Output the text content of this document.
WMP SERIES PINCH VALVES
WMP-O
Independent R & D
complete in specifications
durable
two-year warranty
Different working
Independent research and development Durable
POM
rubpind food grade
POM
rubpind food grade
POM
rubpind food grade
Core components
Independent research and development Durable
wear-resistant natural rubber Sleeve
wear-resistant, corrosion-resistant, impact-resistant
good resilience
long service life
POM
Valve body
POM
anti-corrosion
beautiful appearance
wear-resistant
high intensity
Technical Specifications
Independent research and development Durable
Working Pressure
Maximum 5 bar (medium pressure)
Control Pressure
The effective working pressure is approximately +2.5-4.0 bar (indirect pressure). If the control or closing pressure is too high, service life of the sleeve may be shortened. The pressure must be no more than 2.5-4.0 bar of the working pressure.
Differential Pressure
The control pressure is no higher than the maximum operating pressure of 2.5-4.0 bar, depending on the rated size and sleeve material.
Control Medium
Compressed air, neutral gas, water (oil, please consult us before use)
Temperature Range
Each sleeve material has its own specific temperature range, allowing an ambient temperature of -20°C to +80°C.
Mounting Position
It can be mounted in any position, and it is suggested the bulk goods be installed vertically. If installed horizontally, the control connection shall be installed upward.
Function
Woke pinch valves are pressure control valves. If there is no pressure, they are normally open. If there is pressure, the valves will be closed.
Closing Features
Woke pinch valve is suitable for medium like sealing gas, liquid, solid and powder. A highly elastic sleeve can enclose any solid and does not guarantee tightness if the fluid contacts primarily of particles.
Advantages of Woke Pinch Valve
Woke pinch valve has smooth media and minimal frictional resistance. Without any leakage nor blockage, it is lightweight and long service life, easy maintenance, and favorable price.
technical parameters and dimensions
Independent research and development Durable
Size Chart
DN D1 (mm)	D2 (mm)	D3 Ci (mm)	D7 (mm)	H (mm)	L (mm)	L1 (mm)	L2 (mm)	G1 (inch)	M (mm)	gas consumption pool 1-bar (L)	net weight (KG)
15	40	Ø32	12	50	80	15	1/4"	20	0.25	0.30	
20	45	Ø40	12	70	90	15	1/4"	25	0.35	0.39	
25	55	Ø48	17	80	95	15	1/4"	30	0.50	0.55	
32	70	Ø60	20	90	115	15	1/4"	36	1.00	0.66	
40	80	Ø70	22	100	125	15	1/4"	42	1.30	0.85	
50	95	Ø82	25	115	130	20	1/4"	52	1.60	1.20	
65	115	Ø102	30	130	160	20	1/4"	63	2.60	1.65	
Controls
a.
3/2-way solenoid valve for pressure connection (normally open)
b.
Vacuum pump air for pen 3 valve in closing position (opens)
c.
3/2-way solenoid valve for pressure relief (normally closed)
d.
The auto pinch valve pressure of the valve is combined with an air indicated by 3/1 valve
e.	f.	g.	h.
= = = =
Objective: Copy each line holding the word "material" from the listing above.

Solved problem:
The control pressure is no higher than the maximum operating pressure of 2.5-4.0 bar, depending on the rated size and sleeve material.
Each sleeve material has its own specific temperature range, allowing an ambient temperature of -20°C to +80°C.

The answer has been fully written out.